THE REQUEST
Give only the number of lines in the records that include the string "上海康健老年健身俱乐部".

Stored records:
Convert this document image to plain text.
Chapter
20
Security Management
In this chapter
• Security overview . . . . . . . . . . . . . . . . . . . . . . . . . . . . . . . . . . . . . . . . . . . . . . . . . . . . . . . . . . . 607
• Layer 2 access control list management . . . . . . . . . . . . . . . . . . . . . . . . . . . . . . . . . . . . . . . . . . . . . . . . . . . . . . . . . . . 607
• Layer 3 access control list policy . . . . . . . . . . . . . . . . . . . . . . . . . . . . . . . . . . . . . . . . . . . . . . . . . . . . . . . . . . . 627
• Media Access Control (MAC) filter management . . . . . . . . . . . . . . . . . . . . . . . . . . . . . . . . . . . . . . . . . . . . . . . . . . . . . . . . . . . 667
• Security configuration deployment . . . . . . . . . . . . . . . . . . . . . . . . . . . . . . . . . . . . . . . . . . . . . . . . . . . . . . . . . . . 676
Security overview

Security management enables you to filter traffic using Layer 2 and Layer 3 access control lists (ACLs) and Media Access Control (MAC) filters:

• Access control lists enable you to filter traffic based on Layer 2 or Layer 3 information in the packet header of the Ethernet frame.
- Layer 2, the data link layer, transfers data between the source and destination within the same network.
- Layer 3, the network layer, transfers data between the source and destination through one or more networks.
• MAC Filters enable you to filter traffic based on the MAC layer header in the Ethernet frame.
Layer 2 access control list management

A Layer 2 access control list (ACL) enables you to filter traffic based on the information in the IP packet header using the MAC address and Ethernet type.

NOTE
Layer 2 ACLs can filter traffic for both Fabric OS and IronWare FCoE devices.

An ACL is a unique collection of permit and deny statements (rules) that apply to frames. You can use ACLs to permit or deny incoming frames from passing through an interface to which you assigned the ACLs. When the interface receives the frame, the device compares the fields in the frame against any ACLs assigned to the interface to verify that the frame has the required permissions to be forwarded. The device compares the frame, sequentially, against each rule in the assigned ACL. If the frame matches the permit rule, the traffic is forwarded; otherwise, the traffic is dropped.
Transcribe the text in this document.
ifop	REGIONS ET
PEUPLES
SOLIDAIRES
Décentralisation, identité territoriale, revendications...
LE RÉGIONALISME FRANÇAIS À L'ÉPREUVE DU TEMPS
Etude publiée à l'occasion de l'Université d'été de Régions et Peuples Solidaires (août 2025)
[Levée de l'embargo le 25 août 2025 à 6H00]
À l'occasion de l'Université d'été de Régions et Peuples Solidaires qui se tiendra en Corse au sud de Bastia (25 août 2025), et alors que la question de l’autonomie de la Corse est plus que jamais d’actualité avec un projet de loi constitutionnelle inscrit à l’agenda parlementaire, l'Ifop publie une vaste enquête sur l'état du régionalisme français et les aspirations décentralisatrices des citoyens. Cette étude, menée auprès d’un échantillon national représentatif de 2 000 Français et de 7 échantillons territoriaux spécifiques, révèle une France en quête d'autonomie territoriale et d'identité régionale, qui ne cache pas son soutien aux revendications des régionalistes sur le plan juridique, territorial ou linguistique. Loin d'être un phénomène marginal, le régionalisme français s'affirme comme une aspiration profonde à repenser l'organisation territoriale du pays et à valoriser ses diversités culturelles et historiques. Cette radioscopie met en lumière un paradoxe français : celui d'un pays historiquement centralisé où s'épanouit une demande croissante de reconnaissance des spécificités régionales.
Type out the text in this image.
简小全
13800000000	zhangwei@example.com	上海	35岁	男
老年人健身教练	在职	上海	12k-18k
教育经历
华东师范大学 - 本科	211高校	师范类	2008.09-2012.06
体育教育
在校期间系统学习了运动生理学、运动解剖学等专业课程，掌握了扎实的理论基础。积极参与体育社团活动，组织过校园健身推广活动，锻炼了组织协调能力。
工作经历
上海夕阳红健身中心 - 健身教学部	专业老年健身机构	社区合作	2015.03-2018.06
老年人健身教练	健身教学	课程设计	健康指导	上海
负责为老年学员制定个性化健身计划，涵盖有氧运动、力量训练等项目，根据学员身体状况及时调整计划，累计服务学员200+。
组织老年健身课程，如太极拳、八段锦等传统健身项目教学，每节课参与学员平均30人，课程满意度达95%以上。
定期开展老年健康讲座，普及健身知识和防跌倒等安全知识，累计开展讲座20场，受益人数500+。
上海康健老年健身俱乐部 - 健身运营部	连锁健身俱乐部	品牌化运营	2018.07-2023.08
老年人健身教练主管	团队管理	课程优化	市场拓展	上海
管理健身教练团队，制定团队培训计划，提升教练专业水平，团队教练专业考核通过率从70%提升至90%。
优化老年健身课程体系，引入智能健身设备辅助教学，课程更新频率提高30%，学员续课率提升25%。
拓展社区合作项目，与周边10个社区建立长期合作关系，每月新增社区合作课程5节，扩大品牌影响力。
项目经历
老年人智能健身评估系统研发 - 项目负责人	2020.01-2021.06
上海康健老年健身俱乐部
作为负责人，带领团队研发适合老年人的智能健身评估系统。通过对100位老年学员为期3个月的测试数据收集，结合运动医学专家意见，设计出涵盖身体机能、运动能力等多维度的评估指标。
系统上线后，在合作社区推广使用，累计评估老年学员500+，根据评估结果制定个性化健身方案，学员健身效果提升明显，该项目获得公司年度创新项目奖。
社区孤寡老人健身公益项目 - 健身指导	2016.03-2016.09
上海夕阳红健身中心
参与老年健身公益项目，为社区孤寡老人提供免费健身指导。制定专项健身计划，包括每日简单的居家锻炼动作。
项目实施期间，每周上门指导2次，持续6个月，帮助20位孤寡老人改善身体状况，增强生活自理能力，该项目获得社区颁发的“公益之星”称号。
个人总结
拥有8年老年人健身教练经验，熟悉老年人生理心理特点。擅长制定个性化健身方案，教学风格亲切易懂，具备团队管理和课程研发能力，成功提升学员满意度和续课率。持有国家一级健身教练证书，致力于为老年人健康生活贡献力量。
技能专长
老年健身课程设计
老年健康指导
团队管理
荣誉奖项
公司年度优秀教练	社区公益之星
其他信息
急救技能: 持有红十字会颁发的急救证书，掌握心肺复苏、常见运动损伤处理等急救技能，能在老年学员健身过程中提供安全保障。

TASK SOLUTION
2